**Document excerpt:**
Ian Paisley, longtime Protestant leader in Northern Ireland, is dead at 88
Ian Paisley, the Protestant leader who for decades led the often violent effort to keep Northern Ireland a part of Great Britain, before heading up a power-sharing regional government with Catholic opponents in 2007 that stemmed from 1998's Good Friday agreement, has died at the age of 88.
The New York Times has some details from Paisley's eventful life:
From the 1950s, when he organized vigilante patrols to defend Protestant neighborhoods against I.R.A. attacks, through decades of strife — bombings, assassinations, clashes with British troops and general strikes and riots he had fomented — Mr. Paisley had barnstormed the province, condemning any deal that might have opened the way to peace or power-sharing with the Catholics, who made up 44 percent of Northern Ireland's nearly 1.8 million people.

**Required tasks:**
a. Rewrite the paragraph of the Paisley article that begins "From the 1950s" as a short bulleted list, keeping its main facts.
b. In the listing, swap "overlay" for "layer" between the lines holding "overlay-today-name: SDM (8, 93, 28, 103)" and "share-label: Поделит… (307, 691, 413, 714)", inclusive. Give back only those lines.
The listing that follows has no connection to the Paisley article.

**Material provided:**

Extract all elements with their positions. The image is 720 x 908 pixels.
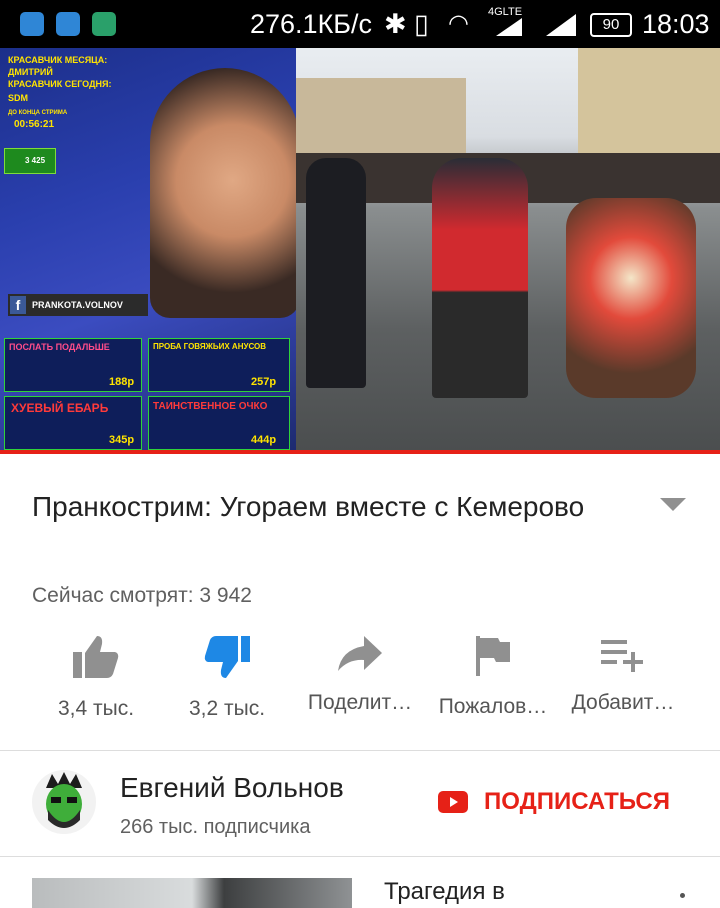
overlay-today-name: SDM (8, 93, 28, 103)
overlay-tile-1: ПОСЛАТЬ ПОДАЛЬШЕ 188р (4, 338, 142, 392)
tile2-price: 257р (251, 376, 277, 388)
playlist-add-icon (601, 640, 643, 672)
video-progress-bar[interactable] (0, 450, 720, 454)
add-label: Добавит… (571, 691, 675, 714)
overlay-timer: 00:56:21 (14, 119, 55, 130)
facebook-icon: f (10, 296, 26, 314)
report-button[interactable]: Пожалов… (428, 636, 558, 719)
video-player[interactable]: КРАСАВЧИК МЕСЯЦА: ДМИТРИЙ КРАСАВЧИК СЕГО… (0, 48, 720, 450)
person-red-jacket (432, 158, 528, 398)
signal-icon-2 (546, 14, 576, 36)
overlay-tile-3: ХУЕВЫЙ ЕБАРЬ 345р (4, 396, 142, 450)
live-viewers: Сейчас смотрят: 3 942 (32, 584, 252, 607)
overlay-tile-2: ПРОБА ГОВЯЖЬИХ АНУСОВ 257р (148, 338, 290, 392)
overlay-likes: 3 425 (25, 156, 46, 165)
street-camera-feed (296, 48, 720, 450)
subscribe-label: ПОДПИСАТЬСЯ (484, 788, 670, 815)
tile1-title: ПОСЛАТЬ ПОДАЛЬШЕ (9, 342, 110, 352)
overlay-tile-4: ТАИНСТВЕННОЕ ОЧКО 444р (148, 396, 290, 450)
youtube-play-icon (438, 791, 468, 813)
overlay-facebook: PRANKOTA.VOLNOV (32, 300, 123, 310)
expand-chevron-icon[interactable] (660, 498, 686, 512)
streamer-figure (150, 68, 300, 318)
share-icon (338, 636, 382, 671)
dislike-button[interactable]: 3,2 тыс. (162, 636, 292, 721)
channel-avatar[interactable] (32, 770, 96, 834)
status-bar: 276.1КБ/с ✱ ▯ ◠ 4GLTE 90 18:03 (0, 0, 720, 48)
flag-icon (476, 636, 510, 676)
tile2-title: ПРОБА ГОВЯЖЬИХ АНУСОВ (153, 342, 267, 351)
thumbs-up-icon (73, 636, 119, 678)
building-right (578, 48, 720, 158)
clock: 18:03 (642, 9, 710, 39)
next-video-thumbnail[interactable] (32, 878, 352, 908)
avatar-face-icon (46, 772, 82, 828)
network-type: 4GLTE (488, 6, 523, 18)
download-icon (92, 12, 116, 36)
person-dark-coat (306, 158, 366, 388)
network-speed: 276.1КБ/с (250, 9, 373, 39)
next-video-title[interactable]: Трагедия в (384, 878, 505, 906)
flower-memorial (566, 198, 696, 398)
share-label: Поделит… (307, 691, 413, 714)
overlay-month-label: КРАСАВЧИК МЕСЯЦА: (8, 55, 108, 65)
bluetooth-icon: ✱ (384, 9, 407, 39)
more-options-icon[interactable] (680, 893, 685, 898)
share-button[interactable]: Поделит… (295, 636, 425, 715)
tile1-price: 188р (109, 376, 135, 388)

**Answers provided:**
a.
- In the 1950s, Paisley organized vigilante patrols to defend Protestant neighborhoods against I.R.A. attacks.
- Through decades of strife, he barnstormed the province. That strife included bombings, assassinations, clashes with British troops, and general strikes and riots he had fomented.
- He condemned any deal that might have opened the way to peace or power-sharing with the Catholics.
- Catholics made up 44 percent of Northern Ireland's nearly 1.8 million people.

b.
layer-today-name: SDM (8, 93, 28, 103)
layer-tile-1: ПОСЛАТЬ ПОДАЛЬШЕ 188р (4, 338, 142, 392)
tile2-price: 257р (251, 376, 277, 388)
playlist-add-icon (601, 640, 643, 672)
video-progress-bar[interactable] (0, 450, 720, 454)
add-label: Добавит… (571, 691, 675, 714)
layer-timer: 00:56:21 (14, 119, 55, 130)
facebook-icon: f (10, 296, 26, 314)
report-button[interactable]: Пожалов… (428, 636, 558, 719)
video-player[interactable]: КРАСАВЧИК МЕСЯЦА: ДМИТРИЙ КРАСАВЧИК СЕГО… (0, 48, 720, 450)
person-red-jacket (432, 158, 528, 398)
signal-icon-2 (546, 14, 576, 36)
layer-tile-3: ХУЕВЫЙ ЕБАРЬ 345р (4, 396, 142, 450)
live-viewers: Сейчас смотрят: 3 942 (32, 584, 252, 607)
layer-tile-2: ПРОБА ГОВЯЖЬИХ АНУСОВ 257р (148, 338, 290, 392)
layer-likes: 3 425 (25, 156, 46, 165)
street-camera-feed (296, 48, 720, 450)
subscribe-label: ПОДПИСАТЬСЯ (484, 788, 670, 815)
tile1-title: ПОСЛАТЬ ПОДАЛЬШЕ (9, 342, 110, 352)
layer-tile-4: ТАИНСТВЕННОЕ ОЧКО 444р (148, 396, 290, 450)
youtube-play-icon (438, 791, 468, 813)
layer-facebook: PRANKOTA.VOLNOV (32, 300, 123, 310)
expand-chevron-icon[interactable] (660, 498, 686, 512)
streamer-figure (150, 68, 300, 318)
share-icon (338, 636, 382, 671)
dislike-button[interactable]: 3,2 тыс. (162, 636, 292, 721)
channel-avatar[interactable] (32, 770, 96, 834)
status-bar: 276.1КБ/с ✱ ▯ ◠ 4GLTE 90 18:03 (0, 0, 720, 48)
flag-icon (476, 636, 510, 676)
tile2-title: ПРОБА ГОВЯЖЬИХ АНУСОВ (153, 342, 267, 351)
thumbs-up-icon (73, 636, 119, 678)
building-right (578, 48, 720, 158)
clock: 18:03 (642, 9, 710, 39)
next-video-thumbnail[interactable] (32, 878, 352, 908)
avatar-face-icon (46, 772, 82, 828)
network-type: 4GLTE (488, 6, 523, 18)
download-icon (92, 12, 116, 36)
person-dark-coat (306, 158, 366, 388)
network-speed: 276.1КБ/с (250, 9, 373, 39)
next-video-title[interactable]: Трагедия в (384, 878, 505, 906)
flower-memorial (566, 198, 696, 398)
share-label: Поделит… (307, 691, 413, 714)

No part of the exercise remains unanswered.